**Prompt**
Copy out the entries below in full and exactly.

++++++

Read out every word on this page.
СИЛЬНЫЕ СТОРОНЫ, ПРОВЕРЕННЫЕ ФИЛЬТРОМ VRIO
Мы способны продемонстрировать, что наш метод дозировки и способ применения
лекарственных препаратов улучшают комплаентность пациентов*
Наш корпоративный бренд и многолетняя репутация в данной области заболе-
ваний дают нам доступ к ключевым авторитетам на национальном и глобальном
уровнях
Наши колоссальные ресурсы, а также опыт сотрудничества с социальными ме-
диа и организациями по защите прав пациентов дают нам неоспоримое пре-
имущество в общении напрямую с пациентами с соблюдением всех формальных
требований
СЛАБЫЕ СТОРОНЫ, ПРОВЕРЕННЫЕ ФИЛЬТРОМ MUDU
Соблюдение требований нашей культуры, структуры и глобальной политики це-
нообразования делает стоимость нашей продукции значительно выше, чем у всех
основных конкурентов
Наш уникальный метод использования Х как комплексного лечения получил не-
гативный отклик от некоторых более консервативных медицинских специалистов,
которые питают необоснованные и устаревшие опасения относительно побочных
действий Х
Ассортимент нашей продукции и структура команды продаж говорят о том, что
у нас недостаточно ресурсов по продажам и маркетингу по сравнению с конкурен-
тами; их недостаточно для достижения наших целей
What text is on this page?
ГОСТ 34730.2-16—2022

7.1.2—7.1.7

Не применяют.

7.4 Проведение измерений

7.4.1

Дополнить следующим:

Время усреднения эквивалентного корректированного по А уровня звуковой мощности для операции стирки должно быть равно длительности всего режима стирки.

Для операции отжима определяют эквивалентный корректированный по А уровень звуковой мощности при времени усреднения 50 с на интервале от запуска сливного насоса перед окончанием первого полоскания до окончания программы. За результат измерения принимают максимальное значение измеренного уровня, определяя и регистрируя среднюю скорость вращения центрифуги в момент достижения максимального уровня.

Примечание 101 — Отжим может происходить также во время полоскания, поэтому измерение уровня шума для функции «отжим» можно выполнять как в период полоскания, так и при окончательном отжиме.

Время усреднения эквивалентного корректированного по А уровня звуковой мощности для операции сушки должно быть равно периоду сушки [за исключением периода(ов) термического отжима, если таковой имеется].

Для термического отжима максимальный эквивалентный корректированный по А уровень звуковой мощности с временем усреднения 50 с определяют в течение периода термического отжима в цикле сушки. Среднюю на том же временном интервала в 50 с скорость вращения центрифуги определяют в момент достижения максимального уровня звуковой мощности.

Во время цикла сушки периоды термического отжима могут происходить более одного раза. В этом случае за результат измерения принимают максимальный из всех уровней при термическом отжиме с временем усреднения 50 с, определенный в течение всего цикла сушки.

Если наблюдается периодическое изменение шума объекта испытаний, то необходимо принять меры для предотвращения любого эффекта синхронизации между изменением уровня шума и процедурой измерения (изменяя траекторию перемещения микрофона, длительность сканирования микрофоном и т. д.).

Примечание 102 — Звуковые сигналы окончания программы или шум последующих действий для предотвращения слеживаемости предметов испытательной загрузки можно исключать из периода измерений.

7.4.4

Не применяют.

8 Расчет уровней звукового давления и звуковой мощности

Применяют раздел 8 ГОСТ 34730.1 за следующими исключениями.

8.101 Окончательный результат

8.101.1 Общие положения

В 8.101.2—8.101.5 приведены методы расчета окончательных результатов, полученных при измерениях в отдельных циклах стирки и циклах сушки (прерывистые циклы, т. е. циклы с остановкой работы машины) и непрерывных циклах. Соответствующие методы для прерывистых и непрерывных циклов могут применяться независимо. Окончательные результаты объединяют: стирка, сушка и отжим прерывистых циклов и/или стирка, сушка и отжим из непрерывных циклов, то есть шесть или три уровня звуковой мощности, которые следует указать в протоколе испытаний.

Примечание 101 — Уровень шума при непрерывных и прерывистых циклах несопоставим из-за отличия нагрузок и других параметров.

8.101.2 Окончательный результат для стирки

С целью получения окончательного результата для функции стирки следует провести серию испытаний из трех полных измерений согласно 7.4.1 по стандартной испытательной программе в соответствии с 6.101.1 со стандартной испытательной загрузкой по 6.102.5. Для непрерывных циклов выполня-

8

++++++

**Written response**
Read out every word on this page.
СИЛЬНЫЕ СТОРОНЫ, ПРОВЕРЕННЫЕ ФИЛЬТРОМ VRIO
Мы способны продемонстрировать, что наш метод дозировки и способ применения
лекарственных препаратов улучшают комплаентность пациентов*
Наш корпоративный бренд и многолетняя репутация в данной области заболе-
ваний дают нам доступ к ключевым авторитетам на национальном и глобальном
уровнях
Наши колоссальные ресурсы, а также опыт сотрудничества с социальными ме-
диа и организациями по защите прав пациентов дают нам неоспоримое пре-
имущество в общении напрямую с пациентами с соблюдением всех формальных
требований
СЛАБЫЕ СТОРОНЫ, ПРОВЕРЕННЫЕ ФИЛЬТРОМ MUDU
Соблюдение требований нашей культуры, структуры и глобальной политики це-
нообразования делает стоимость нашей продукции значительно выше, чем у всех
основных конкурентов
Наш уникальный метод использования Х как комплексного лечения получил не-
гативный отклик от некоторых более консервативных медицинских специалистов,
которые питают необоснованные и устаревшие опасения относительно побочных
действий Х
Ассортимент нашей продукции и структура команды продаж говорят о том, что
у нас недостаточно ресурсов по продажам и маркетингу по сравнению с конкурен-
тами; их недостаточно для достижения наших целей
What text is on this page?
ГОСТ 34730.2-16—2022

7.1.2—7.1.7

Не применяют.

7.4 Проведение измерений

7.4.1

Дополнить следующим:

Время усреднения эквивалентного корректированного по А уровня звуковой мощности для операции стирки должно быть равно длительности всего режима стирки.

Для операции отжима определяют эквивалентный корректированный по А уровень звуковой мощности при времени усреднения 50 с на интервале от запуска сливного насоса перед окончанием первого полоскания до окончания программы. За результат измерения принимают максимальное значение измеренного уровня, определяя и регистрируя среднюю скорость вращения центрифуги в момент достижения максимального уровня.

Примечание 101 — Отжим может происходить также во время полоскания, поэтому измерение уровня шума для функции «отжим» можно выполнять как в период полоскания, так и при окончательном отжиме.

Время усреднения эквивалентного корректированного по А уровня звуковой мощности для операции сушки должно быть равно периоду сушки [за исключением периода(ов) термического отжима, если таковой имеется].

Для термического отжима максимальный эквивалентный корректированный по А уровень звуковой мощности с временем усреднения 50 с определяют в течение периода термического отжима в цикле сушки. Среднюю на том же временном интервала в 50 с скорость вращения центрифуги определяют в момент достижения максимального уровня звуковой мощности.

Во время цикла сушки периоды термического отжима могут происходить более одного раза. В этом случае за результат измерения принимают максимальный из всех уровней при термическом отжиме с временем усреднения 50 с, определенный в течение всего цикла сушки.

Если наблюдается периодическое изменение шума объекта испытаний, то необходимо принять меры для предотвращения любого эффекта синхронизации между изменением уровня шума и процедурой измерения (изменяя траекторию перемещения микрофона, длительность сканирования микрофоном и т. д.).

Примечание 102 — Звуковые сигналы окончания программы или шум последующих действий для предотвращения слеживаемости предметов испытательной загрузки можно исключать из периода измерений.

7.4.4

Не применяют.

8 Расчет уровней звукового давления и звуковой мощности

Применяют раздел 8 ГОСТ 34730.1 за следующими исключениями.

8.101 Окончательный результат

8.101.1 Общие положения

В 8.101.2—8.101.5 приведены методы расчета окончательных результатов, полученных при измерениях в отдельных циклах стирки и циклах сушки (прерывистые циклы, т. е. циклы с остановкой работы машины) и непрерывных циклах. Соответствующие методы для прерывистых и непрерывных циклов могут применяться независимо. Окончательные результаты объединяют: стирка, сушка и отжим прерывистых циклов и/или стирка, сушка и отжим из непрерывных циклов, то есть шесть или три уровня звуковой мощности, которые следует указать в протоколе испытаний.

Примечание 101 — Уровень шума при непрерывных и прерывистых циклах несопоставим из-за отличия нагрузок и других параметров.

8.101.2 Окончательный результат для стирки

С целью получения окончательного результата для функции стирки следует провести серию испытаний из трех полных измерений согласно 7.4.1 по стандартной испытательной программе в соответствии с 6.101.1 со стандартной испытательной загрузкой по 6.102.5. Для непрерывных циклов выполня-

8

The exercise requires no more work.